** START Source extract **
The 2013 G20 Saint Petersburg summit was the eighth meeting of the G20 heads of government/heads of state. The hosting venue was the Constantine Palace in Saint Petersburg, Russia, on 5–6 September 2013.

Syria

The summit was dominated by questions regarding the Syrian civil war and any potential international reaction to the Ghouta chemical attacks. The summit came after U.S.-led efforts to obtain a UN Security Council resolution authorising military strikes against the Assad government had failed due to Russian and Chinese opposition. The House of Commons of the United Kingdom had defeated a motion regarding UK involvement in any strike on 30 August and U.S. politicians were debating potential action as the summit was ongoing.

Media billed the summit as a contest between U.S. President Barack Obama, trying to garner support for military action, and Russian President Vladimir Putin in opposition to any such action. 11 countries signed a U.S.-authored statement blaming and condemning the Assad government for the attacks and calling for a "strong international response".
** END Source extract **
** START Material shown **
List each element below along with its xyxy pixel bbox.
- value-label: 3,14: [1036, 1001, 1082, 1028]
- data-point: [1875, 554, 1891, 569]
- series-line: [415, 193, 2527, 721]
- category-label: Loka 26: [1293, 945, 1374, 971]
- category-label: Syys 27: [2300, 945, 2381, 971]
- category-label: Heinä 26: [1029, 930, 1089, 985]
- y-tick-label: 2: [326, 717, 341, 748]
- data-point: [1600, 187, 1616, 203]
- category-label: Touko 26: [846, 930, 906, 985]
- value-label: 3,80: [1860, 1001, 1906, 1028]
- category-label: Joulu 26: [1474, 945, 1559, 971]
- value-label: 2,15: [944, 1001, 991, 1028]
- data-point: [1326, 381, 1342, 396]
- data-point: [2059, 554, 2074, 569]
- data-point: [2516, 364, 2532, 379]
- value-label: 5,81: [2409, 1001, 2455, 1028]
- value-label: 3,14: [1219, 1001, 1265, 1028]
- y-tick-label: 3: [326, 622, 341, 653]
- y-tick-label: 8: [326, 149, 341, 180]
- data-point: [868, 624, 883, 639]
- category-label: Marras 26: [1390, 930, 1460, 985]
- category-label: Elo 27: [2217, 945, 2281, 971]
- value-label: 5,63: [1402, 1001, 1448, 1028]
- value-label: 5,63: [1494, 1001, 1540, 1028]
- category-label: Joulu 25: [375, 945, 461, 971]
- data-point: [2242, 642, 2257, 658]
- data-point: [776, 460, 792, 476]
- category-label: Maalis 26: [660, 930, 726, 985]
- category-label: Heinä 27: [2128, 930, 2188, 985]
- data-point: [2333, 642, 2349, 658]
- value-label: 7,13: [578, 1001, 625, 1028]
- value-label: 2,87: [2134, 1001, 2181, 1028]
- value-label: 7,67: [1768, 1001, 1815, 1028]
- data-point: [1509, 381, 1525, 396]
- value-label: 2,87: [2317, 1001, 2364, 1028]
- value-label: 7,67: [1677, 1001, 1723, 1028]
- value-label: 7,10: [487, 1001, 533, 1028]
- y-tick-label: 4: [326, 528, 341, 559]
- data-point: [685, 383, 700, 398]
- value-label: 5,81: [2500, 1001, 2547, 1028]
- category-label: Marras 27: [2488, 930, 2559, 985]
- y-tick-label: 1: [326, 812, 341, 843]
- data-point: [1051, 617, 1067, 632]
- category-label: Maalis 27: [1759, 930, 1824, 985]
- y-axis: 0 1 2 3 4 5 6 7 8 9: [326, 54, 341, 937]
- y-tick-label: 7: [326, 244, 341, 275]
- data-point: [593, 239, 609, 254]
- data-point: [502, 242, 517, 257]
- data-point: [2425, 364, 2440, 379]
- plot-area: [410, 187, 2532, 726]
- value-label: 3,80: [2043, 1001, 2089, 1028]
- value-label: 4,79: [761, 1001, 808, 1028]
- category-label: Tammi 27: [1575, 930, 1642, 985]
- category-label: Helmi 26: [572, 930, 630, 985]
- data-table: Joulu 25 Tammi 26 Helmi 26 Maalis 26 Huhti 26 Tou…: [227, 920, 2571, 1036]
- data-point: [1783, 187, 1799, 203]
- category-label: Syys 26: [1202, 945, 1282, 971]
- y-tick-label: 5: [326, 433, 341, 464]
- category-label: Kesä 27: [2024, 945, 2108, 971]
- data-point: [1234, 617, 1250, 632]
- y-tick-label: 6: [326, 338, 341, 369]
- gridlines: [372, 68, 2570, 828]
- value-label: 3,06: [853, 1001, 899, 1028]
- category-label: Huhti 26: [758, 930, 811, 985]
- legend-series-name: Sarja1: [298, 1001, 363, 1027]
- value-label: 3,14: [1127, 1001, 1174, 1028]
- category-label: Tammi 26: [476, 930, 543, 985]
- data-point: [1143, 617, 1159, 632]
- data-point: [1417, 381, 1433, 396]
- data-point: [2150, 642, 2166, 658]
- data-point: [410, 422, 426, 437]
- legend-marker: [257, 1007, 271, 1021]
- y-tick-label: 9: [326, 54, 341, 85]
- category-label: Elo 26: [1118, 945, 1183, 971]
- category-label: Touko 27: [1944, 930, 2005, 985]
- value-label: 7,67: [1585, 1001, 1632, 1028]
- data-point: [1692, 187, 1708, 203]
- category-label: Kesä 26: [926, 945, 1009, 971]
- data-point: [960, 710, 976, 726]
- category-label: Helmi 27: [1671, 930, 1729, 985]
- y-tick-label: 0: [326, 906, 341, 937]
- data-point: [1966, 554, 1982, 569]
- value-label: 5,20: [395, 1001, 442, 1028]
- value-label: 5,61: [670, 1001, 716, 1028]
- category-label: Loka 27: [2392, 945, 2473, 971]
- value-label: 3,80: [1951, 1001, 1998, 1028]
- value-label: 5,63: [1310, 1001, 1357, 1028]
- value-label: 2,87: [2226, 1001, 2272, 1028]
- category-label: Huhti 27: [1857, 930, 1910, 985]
** END Material shown **
◆ What to work on
A) Repeat everything in the passage on the 2013 G20 summit from "The 2013 G20" down to "summit was ongoing.".
B) In the passage on the 2013 G20 summit, which building hosted the meeting?
C) Resume the passage on the 2013 G20 summit, writing on from its final sentence.

◆ Results of the exercise
A)
The 2013 G20 Saint Petersburg summit was the eighth meeting of the G20 heads of government/heads of state. The hosting venue was the Constantine Palace in Saint Petersburg, Russia, on 5–6 September 2013.

Syria

The summit was dominated by questions regarding the Syrian civil war and any potential international reaction to the Ghouta chemical attacks. The summit came after U.S.-led efforts to obtain a UN Security Council resolution authorising military strikes against the Assad government had failed due to Russian and Chinese opposition. The House of Commons of the United Kingdom had defeated a motion regarding UK involvement in any strike on 30 August and U.S. politicians were debating potential action as the summit was ongoing.

B) The Constantine Palace in Saint Petersburg, Russia.

C)
Finance policy meetings
Russia, as this year's chair, hosted the G20 finance ministers and central bank governors' meeting in Moscow on 15 and 16 February 2013. While preparing for the September summit, the most pressing subject addressed – "desperately" according to Canadian Finance Minister Jim Flaherty – was protectionist actions such as competitive devaluations. Japan, represented by finance minister Taro Aso, "escape[d] criticism" for the 20% drop in the yen that had stemmed from its recent reflationary policies. The "nations declared ... there would be no currency war and deferred plans to set new debt-cutting targets, underlining broad concern about the fragile state of the world economy", per Reuters.

Another meeting of the same participants was held in Moscow on 18 and 19 April 2013.

Attendance

This meeting was the second time an Australian Prime Minister could not be in attendance, with Kevin Rudd being represented by Foreign Minister Bob Carr, owing to the timing of a federal election on 7 September. In 2010, Rudd had been unable to attend when he was displaced as prime minister two days before the 2010 G20 Toronto summit, at which Deputy Prime Minister Wayne Swan then represented Australia. 
During the summit, Indian Prime Minister Manmohan Singh focused on the ongoing economic crisis and urged the G20 nations to pay more attention to their monetary policies.

After a suggestion by South African President Zuma to invite additional representatives from African nations to St Petersburg, Russia's President Vladimir Putin declared that he appreciates this suggestion, and is ready to welcome leaders from the African Union and the New Partnership for Africa’s Development (NEPAD) to the G20 summit in St Petersburg.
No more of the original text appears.